WHAT TO PRODUCE: Pick out each line below containing "grid".
+++ DATA ROWS
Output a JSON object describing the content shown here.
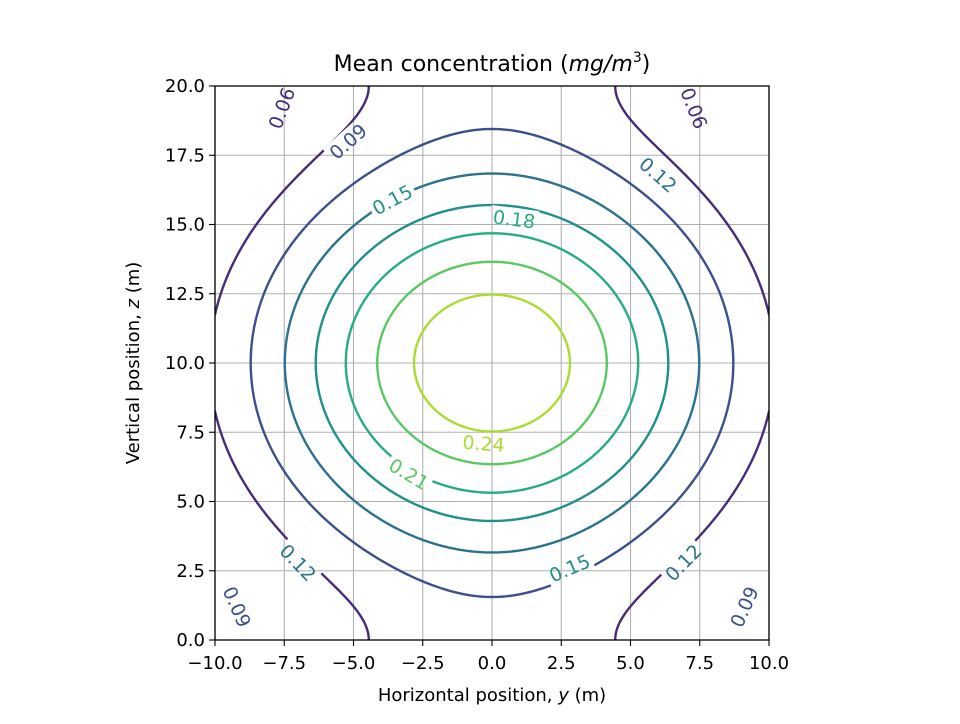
{
  "chart_data": {
    "type": "contour",
    "title_parts": {
      "plain": "Mean concentration (",
      "math": "mg/m",
      "sup": "3",
      "close": ")"
    },
    "xlabel_parts": {
      "plain": "Horizontal position, ",
      "var": "y",
      "unit": " (m)"
    },
    "ylabel_parts": {
      "plain": "Vertical position, ",
      "var": "z",
      "unit": " (m)"
    },
    "xlim": [
      -10.0,
      10.0
    ],
    "ylim": [
      0.0,
      20.0
    ],
    "x_ticks": [
      -10.0,
      -7.5,
      -5.0,
      -2.5,
      0.0,
      2.5,
      5.0,
      7.5,
      10.0
    ],
    "x_tick_labels": [
      "−10.0",
      "−7.5",
      "−5.0",
      "−2.5",
      "0.0",
      "2.5",
      "5.0",
      "7.5",
      "10.0"
    ],
    "y_ticks": [
      0.0,
      2.5,
      5.0,
      7.5,
      10.0,
      12.5,
      15.0,
      17.5,
      20.0
    ],
    "y_tick_labels": [
      "0.0",
      "2.5",
      "5.0",
      "7.5",
      "10.0",
      "12.5",
      "15.0",
      "17.5",
      "20.0"
    ],
    "grid": true,
    "colormap": "viridis",
    "levels": [
      {
        "value": 0.06,
        "label": "0.06",
        "color": "#472c7a"
      },
      {
        "value": 0.09,
        "label": "0.09",
        "color": "#3b518b"
      },
      {
        "value": 0.12,
        "label": "0.12",
        "color": "#2c718e"
      },
      {
        "value": 0.15,
        "label": "0.15",
        "color": "#21908d"
      },
      {
        "value": 0.18,
        "label": "0.18",
        "color": "#27ad81"
      },
      {
        "value": 0.21,
        "label": "0.21",
        "color": "#5cc863"
      },
      {
        "value": 0.24,
        "label": "0.24",
        "color": "#aadc32"
      }
    ],
    "field": {
      "center_y": 0.0,
      "center_z": 10.0
    },
    "contour_label_positions": [
      {
        "label": "0.06",
        "y": -7.6,
        "z": 19.2
      },
      {
        "label": "0.06",
        "y": 7.3,
        "z": 19.2
      },
      {
        "label": "0.09",
        "y": -5.2,
        "z": 18.0
      },
      {
        "label": "0.09",
        "y": -9.2,
        "z": 1.2
      },
      {
        "label": "0.09",
        "y": 9.1,
        "z": 1.2
      },
      {
        "label": "0.12",
        "y": 6.0,
        "z": 16.8
      },
      {
        "label": "0.12",
        "y": -7.0,
        "z": 2.8
      },
      {
        "label": "0.12",
        "y": 6.9,
        "z": 2.8
      },
      {
        "label": "0.15",
        "y": -3.6,
        "z": 15.9
      },
      {
        "label": "0.15",
        "y": 2.8,
        "z": 2.6
      },
      {
        "label": "0.18",
        "y": 0.8,
        "z": 15.2
      },
      {
        "label": "0.21",
        "y": -3.0,
        "z": 6.0
      },
      {
        "label": "0.24",
        "y": -0.3,
        "z": 7.1
      }
    ]
  }
}
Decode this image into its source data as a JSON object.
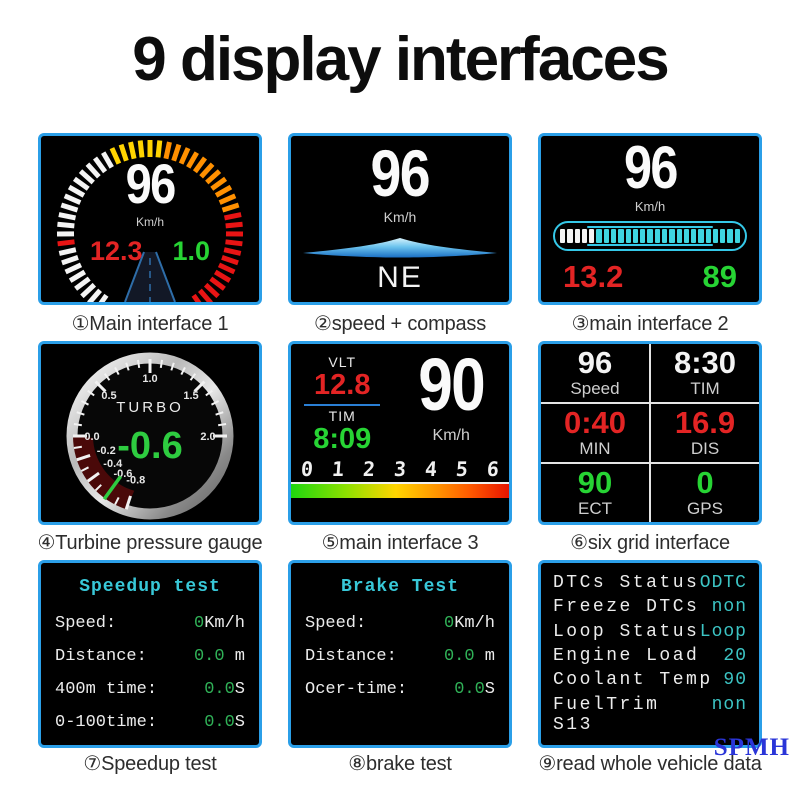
{
  "page": {
    "title": "9 display interfaces",
    "watermark": "SPMH"
  },
  "colors": {
    "panel_border": "#2b9fe8",
    "caption_text": "#2d2d2d",
    "white": "#f4f4f4",
    "gray_label": "#cfcfcf",
    "red": "#e32424",
    "green": "#27d434",
    "value_green": "#30b258",
    "cyan_title": "#38c8d8",
    "cyan_value": "#3cc4c4",
    "segment_cyan": "#3fd6e0",
    "capsule_border": "#35c8e8",
    "yellow": "#ffd400",
    "orange": "#ff9000",
    "tick_red": "#e81414",
    "needle_green": "#2ecc40",
    "divider_blue": "#2a7fd4",
    "watermark_blue": "#2a35d8"
  },
  "panels": {
    "p1": {
      "caption": "①Main interface 1",
      "speed": "96",
      "unit": "Km/h",
      "left_value": "12.3",
      "right_value": "1.0"
    },
    "p2": {
      "caption": "②speed + compass",
      "speed": "96",
      "unit": "Km/h",
      "compass": "NE"
    },
    "p3": {
      "caption": "③main interface 2",
      "speed": "96",
      "unit": "Km/h",
      "left_value": "13.2",
      "right_value": "89",
      "bar": {
        "total": 25,
        "white": 5
      }
    },
    "p4": {
      "caption": "④Turbine pressure gauge",
      "gauge_label": "TURBO",
      "value": "-0.6",
      "needle_value": -0.6,
      "scale_labels": [
        {
          "text": "0.0",
          "value": 0
        },
        {
          "text": "0.5",
          "value": 0.5
        },
        {
          "text": "1.0",
          "value": 1
        },
        {
          "text": "1.5",
          "value": 1.5
        },
        {
          "text": "2.0",
          "value": 2
        },
        {
          "text": "-0.2",
          "value": -0.2
        },
        {
          "text": "-0.4",
          "value": -0.4
        },
        {
          "text": "-0.6",
          "value": -0.6
        },
        {
          "text": "-0.8",
          "value": -0.8
        }
      ]
    },
    "p5": {
      "caption": "⑤main interface 3",
      "vlt_label": "VLT",
      "vlt_value": "12.8",
      "tim_label": "TIM",
      "tim_value": "8:09",
      "speed": "90",
      "unit": "Km/h",
      "scale": [
        "0",
        "1",
        "2",
        "3",
        "4",
        "5",
        "6"
      ]
    },
    "p6": {
      "caption": "⑥six grid interface",
      "cells": [
        {
          "value": "96",
          "label": "Speed",
          "color": "white"
        },
        {
          "value": "8:30",
          "label": "TIM",
          "color": "white"
        },
        {
          "value": "0:40",
          "label": "MIN",
          "color": "red"
        },
        {
          "value": "16.9",
          "label": "DIS",
          "color": "red"
        },
        {
          "value": "90",
          "label": "ECT",
          "color": "green"
        },
        {
          "value": "0",
          "label": "GPS",
          "color": "green"
        }
      ]
    },
    "p7": {
      "caption": "⑦Speedup test",
      "title": "Speedup test",
      "rows": [
        {
          "label": "Speed:",
          "value": "0",
          "unit": "Km/h"
        },
        {
          "label": "Distance:",
          "value": "0.0",
          "unit": " m"
        },
        {
          "label": "400m time:",
          "value": "0.0",
          "unit": "S"
        },
        {
          "label": "0-100time:",
          "value": "0.0",
          "unit": "S"
        }
      ]
    },
    "p8": {
      "caption": "⑧brake test",
      "title": "Brake Test",
      "rows": [
        {
          "label": "Speed:",
          "value": "0",
          "unit": "Km/h"
        },
        {
          "label": "Distance:",
          "value": "0.0",
          "unit": " m"
        },
        {
          "label": "Ocer-time:",
          "value": "0.0",
          "unit": "S"
        }
      ]
    },
    "p9": {
      "caption": "⑨read whole vehicle data",
      "rows": [
        {
          "label": "DTCs Status",
          "value": "ODTC"
        },
        {
          "label": "Freeze DTCs",
          "value": "non"
        },
        {
          "label": "Loop Status",
          "value": "Loop"
        },
        {
          "label": "Engine Load",
          "value": "20"
        },
        {
          "label": "Coolant Temp",
          "value": "90"
        },
        {
          "label": "FuelTrim S13",
          "value": "non"
        }
      ]
    }
  }
}
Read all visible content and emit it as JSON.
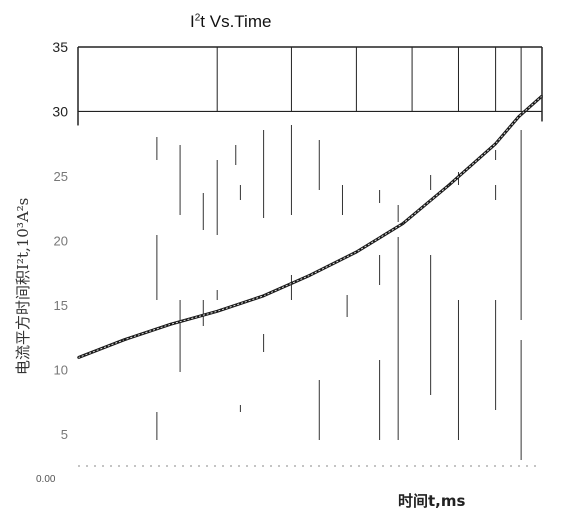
{
  "chart_data": {
    "type": "line",
    "title": {
      "base": "I",
      "sup": "2",
      "rest": "t  Vs.Time"
    },
    "ylabel": "电流平方时间积I²t,10³A²s",
    "xlabel": "时间t,ms",
    "x_origin_label": "0.00",
    "ylim": [
      2.5,
      35
    ],
    "y_ticks": [
      {
        "value": 35,
        "label": "35"
      },
      {
        "value": 30,
        "label": "30"
      },
      {
        "value": 25,
        "label": "25"
      },
      {
        "value": 20,
        "label": "20"
      },
      {
        "value": 15,
        "label": "15"
      },
      {
        "value": 10,
        "label": "10"
      },
      {
        "value": 5,
        "label": "5"
      }
    ],
    "grid": true,
    "series": [
      {
        "values": [
          {
            "x": 0.0,
            "y": 10.9
          },
          {
            "x": 0.1,
            "y": 12.3
          },
          {
            "x": 0.2,
            "y": 13.5
          },
          {
            "x": 0.3,
            "y": 14.5
          },
          {
            "x": 0.4,
            "y": 15.7
          },
          {
            "x": 0.5,
            "y": 17.3
          },
          {
            "x": 0.6,
            "y": 19.1
          },
          {
            "x": 0.7,
            "y": 21.3
          },
          {
            "x": 0.8,
            "y": 24.3
          },
          {
            "x": 0.9,
            "y": 27.5
          },
          {
            "x": 0.95,
            "y": 29.6
          },
          {
            "x": 1.0,
            "y": 31.2
          }
        ]
      }
    ]
  }
}
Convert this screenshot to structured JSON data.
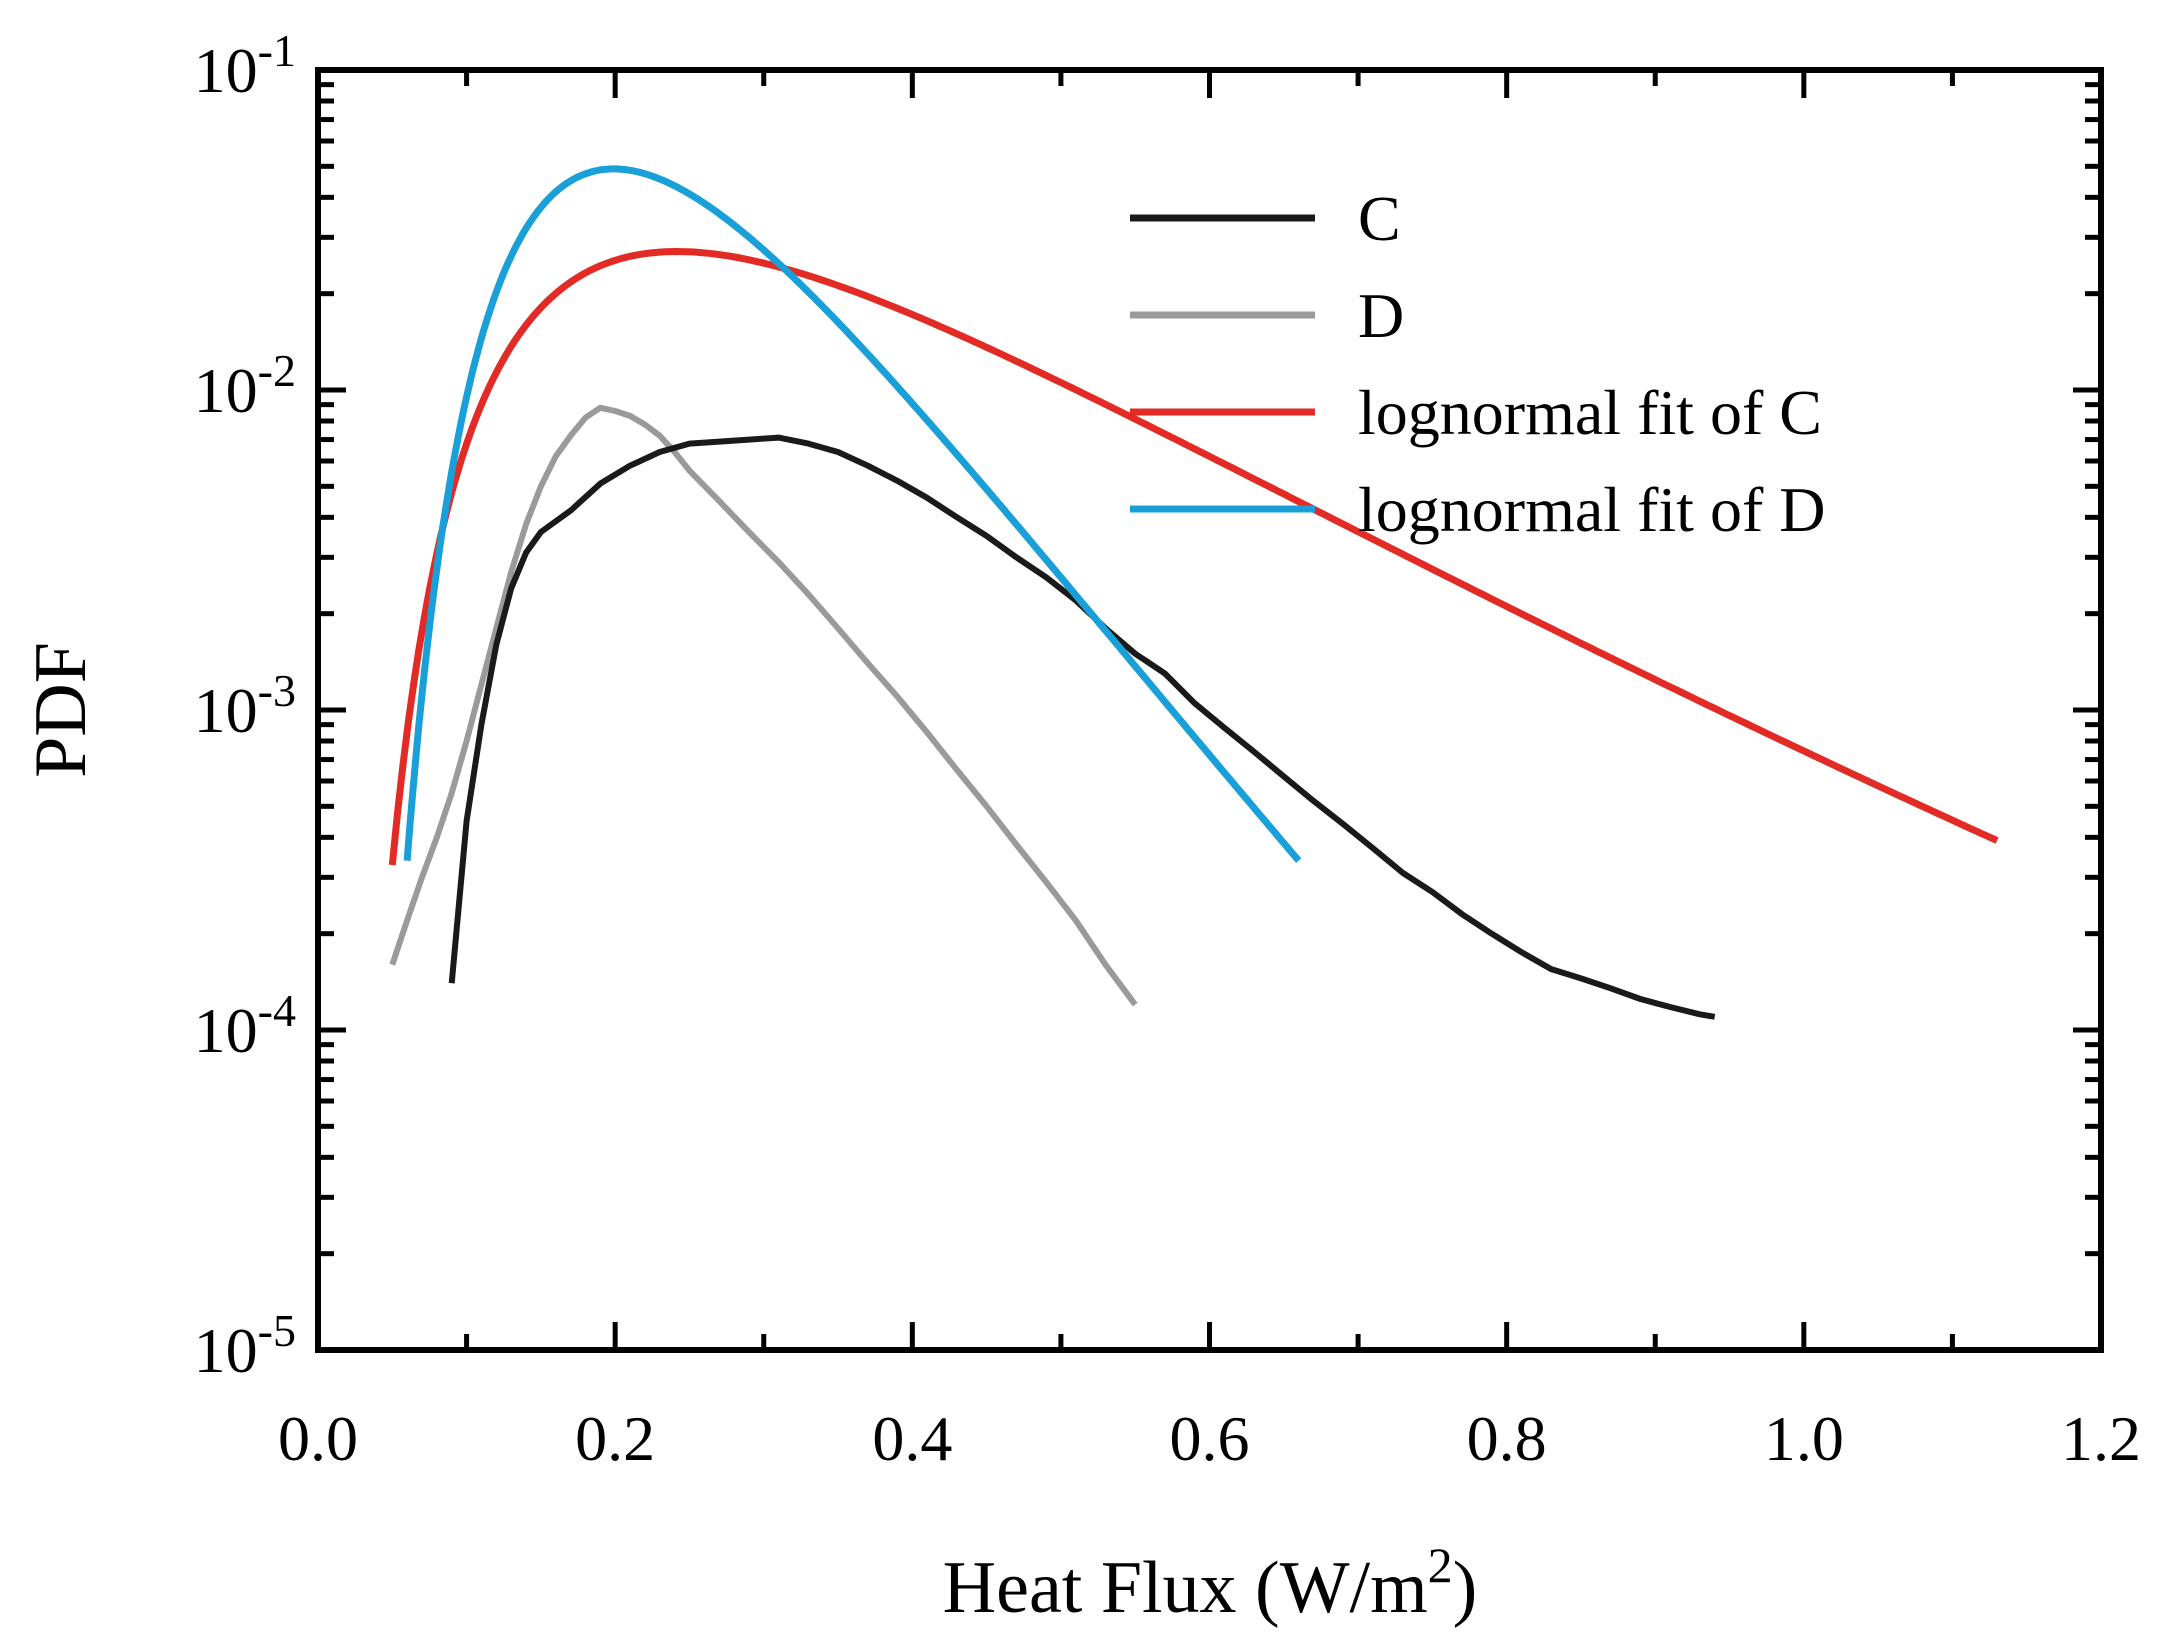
{
  "chart_data": {
    "type": "line",
    "xlabel": "Heat Flux (W/m",
    "xlabel_sup": "2",
    "xlabel_close": ")",
    "ylabel": "PDF",
    "xlim": [
      0.0,
      1.2
    ],
    "ylim": [
      1e-05,
      0.1
    ],
    "yscale": "log",
    "grid": false,
    "legend_position": "top-right",
    "x_ticks": [
      "0.0",
      "0.2",
      "0.4",
      "0.6",
      "0.8",
      "1.0",
      "1.2"
    ],
    "y_ticks": [
      {
        "base": "10",
        "exp": "-1"
      },
      {
        "base": "10",
        "exp": "-2"
      },
      {
        "base": "10",
        "exp": "-3"
      },
      {
        "base": "10",
        "exp": "-4"
      },
      {
        "base": "10",
        "exp": "-5"
      }
    ],
    "series": [
      {
        "name": "C",
        "color": "#1a1a1a",
        "x": [
          0.09,
          0.1,
          0.11,
          0.12,
          0.13,
          0.14,
          0.15,
          0.17,
          0.19,
          0.21,
          0.23,
          0.25,
          0.27,
          0.29,
          0.31,
          0.33,
          0.35,
          0.37,
          0.39,
          0.41,
          0.43,
          0.45,
          0.47,
          0.49,
          0.51,
          0.53,
          0.55,
          0.57,
          0.59,
          0.61,
          0.63,
          0.65,
          0.67,
          0.69,
          0.71,
          0.73,
          0.75,
          0.77,
          0.79,
          0.81,
          0.83,
          0.85,
          0.87,
          0.89,
          0.91,
          0.93,
          0.94
        ],
        "y": [
          0.00014,
          0.00045,
          0.0009,
          0.0016,
          0.0024,
          0.0031,
          0.0036,
          0.0042,
          0.0051,
          0.0058,
          0.0064,
          0.0068,
          0.0069,
          0.007,
          0.0071,
          0.0068,
          0.0064,
          0.0058,
          0.0052,
          0.0046,
          0.004,
          0.0035,
          0.003,
          0.0026,
          0.0022,
          0.0018,
          0.0015,
          0.0013,
          0.00105,
          0.00088,
          0.00074,
          0.00062,
          0.00052,
          0.00044,
          0.00037,
          0.00031,
          0.00027,
          0.00023,
          0.0002,
          0.000175,
          0.000155,
          0.000145,
          0.000135,
          0.000125,
          0.000118,
          0.000112,
          0.00011
        ]
      },
      {
        "name": "D",
        "color": "#999b9b",
        "x": [
          0.05,
          0.06,
          0.07,
          0.08,
          0.09,
          0.1,
          0.11,
          0.12,
          0.13,
          0.14,
          0.15,
          0.16,
          0.17,
          0.18,
          0.19,
          0.2,
          0.21,
          0.22,
          0.23,
          0.24,
          0.25,
          0.27,
          0.29,
          0.31,
          0.33,
          0.35,
          0.37,
          0.39,
          0.41,
          0.43,
          0.45,
          0.47,
          0.49,
          0.51,
          0.53,
          0.55
        ],
        "y": [
          0.00016,
          0.00022,
          0.0003,
          0.0004,
          0.00055,
          0.0008,
          0.0012,
          0.0018,
          0.0027,
          0.0038,
          0.005,
          0.0062,
          0.0072,
          0.0082,
          0.0088,
          0.0086,
          0.0083,
          0.0078,
          0.0072,
          0.0064,
          0.0056,
          0.0045,
          0.0036,
          0.0029,
          0.0023,
          0.0018,
          0.0014,
          0.0011,
          0.00085,
          0.00065,
          0.0005,
          0.00038,
          0.00029,
          0.00022,
          0.00016,
          0.00012
        ]
      },
      {
        "name": "lognormal fit of C",
        "color": "#e32b26",
        "fit": {
          "mu": -1.14,
          "sigma": 0.53
        },
        "x_range": [
          0.05,
          1.13
        ]
      },
      {
        "name": "lognormal fit of D",
        "color": "#1aa0d8",
        "fit": {
          "mu": -1.47,
          "sigma": 0.38
        },
        "x_range": [
          0.06,
          0.66
        ]
      }
    ]
  }
}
++++++
TASK RESPONSE:
    "grid": true,
      "caption": "⑥six grid interface",
    "grid": true,
    "grid": false,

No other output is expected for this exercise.